EXERCISE REQUIREMENTS.
1) According to the exponents thread, what does (b^4)^6 * (b^2)^4 simplify to?
2) Print the part of the exponents thread starting with "1. kirbykirby Group" and going on through "exponents so b^(x+y)".

READING TEXT.
☆ ☆ ☆ ☆ ☆ ☆ ☆
## Tony.M Group Title (b^4)^6 * (b^2)^4 Simplify ? i need help one year ago one year ago

1. kirbykirby Group Title

(b^4)^6=b^24 (b^2)^4=b^8 b^24*b^8 = b^32 When you have the form (a^x)^y... u multiply the exponents so a^(xy) When you have the form b^x*b^y, you add the exponents so b^(x+y)

2. Tony.M Group Title

ok so does the formula stay the same if the problem read (k^3d^5)^5 ? im getting a bit confused on this one

3. kirbykirby Group Title

yes you "distribute" the ^5... so you get k^15 * d^25

4. kirbykirby Group Title

you can't simplify further since you have 2 different variables

5. Tony.M Group Title

thanks so much :) could you help me with a area and dimensions problem?...i dont want the answer i just want to know how to set up the problem

6. kirbykirby Group Title

I could try my best :)
☆ ☆ ☆ ☆ ☆ ☆ ☆
DATASET CONTENT.
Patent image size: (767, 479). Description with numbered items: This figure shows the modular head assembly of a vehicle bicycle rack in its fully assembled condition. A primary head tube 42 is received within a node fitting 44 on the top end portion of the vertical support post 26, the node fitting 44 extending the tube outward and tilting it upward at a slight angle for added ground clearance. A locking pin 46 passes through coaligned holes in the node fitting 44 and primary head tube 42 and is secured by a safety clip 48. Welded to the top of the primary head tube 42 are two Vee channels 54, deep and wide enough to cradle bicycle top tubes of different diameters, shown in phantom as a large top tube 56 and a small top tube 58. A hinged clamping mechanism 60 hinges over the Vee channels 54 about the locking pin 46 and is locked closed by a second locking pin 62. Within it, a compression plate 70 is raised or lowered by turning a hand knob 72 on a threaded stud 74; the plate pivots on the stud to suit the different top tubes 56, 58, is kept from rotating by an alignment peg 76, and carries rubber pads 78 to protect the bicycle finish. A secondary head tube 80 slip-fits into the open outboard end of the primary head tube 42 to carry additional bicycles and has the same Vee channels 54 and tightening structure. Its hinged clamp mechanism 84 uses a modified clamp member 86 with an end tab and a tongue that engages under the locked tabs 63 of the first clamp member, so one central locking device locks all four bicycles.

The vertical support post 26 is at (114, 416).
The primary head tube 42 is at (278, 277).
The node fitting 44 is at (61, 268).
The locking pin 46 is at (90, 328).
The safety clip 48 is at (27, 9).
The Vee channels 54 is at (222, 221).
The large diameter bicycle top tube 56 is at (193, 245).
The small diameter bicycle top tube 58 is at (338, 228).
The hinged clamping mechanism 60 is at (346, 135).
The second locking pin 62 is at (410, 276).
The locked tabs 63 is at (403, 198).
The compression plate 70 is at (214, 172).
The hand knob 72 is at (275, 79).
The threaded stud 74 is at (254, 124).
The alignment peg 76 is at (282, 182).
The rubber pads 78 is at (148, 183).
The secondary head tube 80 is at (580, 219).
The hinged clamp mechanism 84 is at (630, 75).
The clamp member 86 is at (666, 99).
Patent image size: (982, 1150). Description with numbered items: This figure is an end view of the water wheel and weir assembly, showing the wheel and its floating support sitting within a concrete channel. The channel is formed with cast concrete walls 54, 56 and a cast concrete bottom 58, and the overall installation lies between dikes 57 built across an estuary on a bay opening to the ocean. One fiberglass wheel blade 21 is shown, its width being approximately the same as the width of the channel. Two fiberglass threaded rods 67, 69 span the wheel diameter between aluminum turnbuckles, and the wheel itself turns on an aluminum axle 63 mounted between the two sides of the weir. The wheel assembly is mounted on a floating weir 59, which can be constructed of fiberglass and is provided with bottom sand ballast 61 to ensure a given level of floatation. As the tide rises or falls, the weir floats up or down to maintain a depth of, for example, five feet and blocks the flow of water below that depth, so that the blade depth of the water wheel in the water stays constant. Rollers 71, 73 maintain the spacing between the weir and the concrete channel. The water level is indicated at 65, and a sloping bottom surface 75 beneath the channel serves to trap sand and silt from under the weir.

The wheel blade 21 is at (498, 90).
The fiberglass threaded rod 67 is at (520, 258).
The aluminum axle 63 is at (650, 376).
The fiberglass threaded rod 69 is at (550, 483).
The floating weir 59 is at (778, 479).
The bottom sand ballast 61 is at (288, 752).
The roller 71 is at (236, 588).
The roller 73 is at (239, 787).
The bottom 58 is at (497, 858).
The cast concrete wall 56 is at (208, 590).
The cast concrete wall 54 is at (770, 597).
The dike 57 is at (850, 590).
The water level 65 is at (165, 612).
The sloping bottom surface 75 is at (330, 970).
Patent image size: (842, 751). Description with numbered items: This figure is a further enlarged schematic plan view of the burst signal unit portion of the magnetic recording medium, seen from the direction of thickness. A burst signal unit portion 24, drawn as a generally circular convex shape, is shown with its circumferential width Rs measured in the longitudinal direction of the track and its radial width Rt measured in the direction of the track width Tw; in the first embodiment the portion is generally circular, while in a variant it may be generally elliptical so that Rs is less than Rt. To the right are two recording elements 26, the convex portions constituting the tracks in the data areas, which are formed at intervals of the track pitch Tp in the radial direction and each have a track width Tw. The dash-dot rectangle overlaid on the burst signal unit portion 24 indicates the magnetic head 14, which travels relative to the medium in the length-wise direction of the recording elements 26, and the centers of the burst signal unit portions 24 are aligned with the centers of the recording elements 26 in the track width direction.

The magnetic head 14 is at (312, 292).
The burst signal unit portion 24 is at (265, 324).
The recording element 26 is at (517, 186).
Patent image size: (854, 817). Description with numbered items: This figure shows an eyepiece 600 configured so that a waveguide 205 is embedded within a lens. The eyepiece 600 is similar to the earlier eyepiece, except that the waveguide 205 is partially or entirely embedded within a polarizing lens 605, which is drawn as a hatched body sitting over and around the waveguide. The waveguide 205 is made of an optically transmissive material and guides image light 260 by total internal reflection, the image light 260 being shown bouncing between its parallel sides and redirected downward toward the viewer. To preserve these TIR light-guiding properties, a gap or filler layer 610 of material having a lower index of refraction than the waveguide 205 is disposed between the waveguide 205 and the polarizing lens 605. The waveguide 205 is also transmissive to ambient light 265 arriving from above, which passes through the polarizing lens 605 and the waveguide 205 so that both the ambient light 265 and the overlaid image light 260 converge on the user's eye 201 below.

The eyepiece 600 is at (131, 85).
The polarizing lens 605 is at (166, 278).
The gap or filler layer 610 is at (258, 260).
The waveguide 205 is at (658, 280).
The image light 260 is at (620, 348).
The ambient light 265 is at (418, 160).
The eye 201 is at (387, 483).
☆ ☆ ☆ ☆ ☆ ☆ ☆
ANSWER LIST.
1) b^32

2)
1. kirbykirby Group Title

(b^4)^6=b^24 (b^2)^4=b^8 b^24*b^8 = b^32 When you have the form (a^x)^y... u multiply the exponents so a^(xy) When you have the form b^x*b^y, you add the exponents so b^(x+y)